Start of Records to process

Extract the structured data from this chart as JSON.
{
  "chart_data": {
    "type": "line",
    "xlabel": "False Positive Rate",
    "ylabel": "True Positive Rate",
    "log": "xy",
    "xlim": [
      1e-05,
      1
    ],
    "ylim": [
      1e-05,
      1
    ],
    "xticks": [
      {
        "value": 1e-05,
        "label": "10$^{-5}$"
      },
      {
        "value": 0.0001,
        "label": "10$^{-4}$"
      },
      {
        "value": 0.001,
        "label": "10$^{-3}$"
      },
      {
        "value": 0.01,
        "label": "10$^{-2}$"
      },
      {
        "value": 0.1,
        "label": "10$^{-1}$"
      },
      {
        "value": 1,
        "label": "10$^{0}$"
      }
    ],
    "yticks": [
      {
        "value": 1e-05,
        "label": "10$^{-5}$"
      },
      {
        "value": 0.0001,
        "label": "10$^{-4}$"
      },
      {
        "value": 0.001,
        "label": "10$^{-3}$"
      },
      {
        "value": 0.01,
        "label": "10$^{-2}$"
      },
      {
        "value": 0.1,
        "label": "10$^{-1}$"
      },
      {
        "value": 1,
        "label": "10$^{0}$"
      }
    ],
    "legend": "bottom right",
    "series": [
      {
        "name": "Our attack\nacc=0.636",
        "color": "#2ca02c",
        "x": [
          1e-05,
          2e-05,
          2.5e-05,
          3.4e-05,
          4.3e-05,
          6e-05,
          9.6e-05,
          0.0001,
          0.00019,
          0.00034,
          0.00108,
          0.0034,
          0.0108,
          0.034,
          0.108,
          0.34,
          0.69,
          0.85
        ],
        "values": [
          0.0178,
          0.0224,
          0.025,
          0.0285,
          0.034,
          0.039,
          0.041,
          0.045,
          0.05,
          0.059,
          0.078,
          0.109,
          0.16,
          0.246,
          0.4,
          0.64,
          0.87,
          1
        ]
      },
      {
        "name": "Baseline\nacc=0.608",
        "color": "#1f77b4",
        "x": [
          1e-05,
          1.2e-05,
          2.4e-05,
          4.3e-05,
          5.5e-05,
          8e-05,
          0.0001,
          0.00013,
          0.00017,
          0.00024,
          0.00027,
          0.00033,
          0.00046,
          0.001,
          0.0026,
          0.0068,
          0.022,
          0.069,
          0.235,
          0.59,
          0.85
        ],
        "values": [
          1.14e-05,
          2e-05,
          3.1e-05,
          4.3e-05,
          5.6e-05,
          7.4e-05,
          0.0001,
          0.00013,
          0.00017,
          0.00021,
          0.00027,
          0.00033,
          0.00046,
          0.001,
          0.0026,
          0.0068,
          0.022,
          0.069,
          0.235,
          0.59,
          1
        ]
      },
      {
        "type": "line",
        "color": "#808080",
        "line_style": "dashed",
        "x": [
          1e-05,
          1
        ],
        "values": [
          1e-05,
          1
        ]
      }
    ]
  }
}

End of Records to process

• _Task statement_
The records above should be duplicated in full, exactly as given.

• _Task answer_
Extract the structured data from this chart as JSON.
{
  "chart_data": {
    "type": "line",
    "xlabel": "False Positive Rate",
    "ylabel": "True Positive Rate",
    "log": "xy",
    "xlim": [
      1e-05,
      1
    ],
    "ylim": [
      1e-05,
      1
    ],
    "xticks": [
      {
        "value": 1e-05,
        "label": "10$^{-5}$"
      },
      {
        "value": 0.0001,
        "label": "10$^{-4}$"
      },
      {
        "value": 0.001,
        "label": "10$^{-3}$"
      },
      {
        "value": 0.01,
        "label": "10$^{-2}$"
      },
      {
        "value": 0.1,
        "label": "10$^{-1}$"
      },
      {
        "value": 1,
        "label": "10$^{0}$"
      }
    ],
    "yticks": [
      {
        "value": 1e-05,
        "label": "10$^{-5}$"
      },
      {
        "value": 0.0001,
        "label": "10$^{-4}$"
      },
      {
        "value": 0.001,
        "label": "10$^{-3}$"
      },
      {
        "value": 0.01,
        "label": "10$^{-2}$"
      },
      {
        "value": 0.1,
        "label": "10$^{-1}$"
      },
      {
        "value": 1,
        "label": "10$^{0}$"
      }
    ],
    "legend": "bottom right",
    "series": [
      {
        "name": "Our attack\nacc=0.636",
        "color": "#2ca02c",
        "x": [
          1e-05,
          2e-05,
          2.5e-05,
          3.4e-05,
          4.3e-05,
          6e-05,
          9.6e-05,
          0.0001,
          0.00019,
          0.00034,
          0.00108,
          0.0034,
          0.0108,
          0.034,
          0.108,
          0.34,
          0.69,
          0.85
        ],
        "values": [
          0.0178,
          0.0224,
          0.025,
          0.0285,
          0.034,
          0.039,
          0.041,
          0.045,
          0.05,
          0.059,
          0.078,
          0.109,
          0.16,
          0.246,
          0.4,
          0.64,
          0.87,
          1
        ]
      },
      {
        "name": "Baseline\nacc=0.608",
        "color": "#1f77b4",
        "x": [
          1e-05,
          1.2e-05,
          2.4e-05,
          4.3e-05,
          5.5e-05,
          8e-05,
          0.0001,
          0.00013,
          0.00017,
          0.00024,
          0.00027,
          0.00033,
          0.00046,
          0.001,
          0.0026,
          0.0068,
          0.022,
          0.069,
          0.235,
          0.59,
          0.85
        ],
        "values": [
          1.14e-05,
          2e-05,
          3.1e-05,
          4.3e-05,
          5.6e-05,
          7.4e-05,
          0.0001,
          0.00013,
          0.00017,
          0.00021,
          0.00027,
          0.00033,
          0.00046,
          0.001,
          0.0026,
          0.0068,
          0.022,
          0.069,
          0.235,
          0.59,
          1
        ]
      },
      {
        "type": "line",
        "color": "#808080",
        "line_style": "dashed",
        "x": [
          1e-05,
          1
        ],
        "values": [
          1e-05,
          1
        ]
      }
    ]
  }
}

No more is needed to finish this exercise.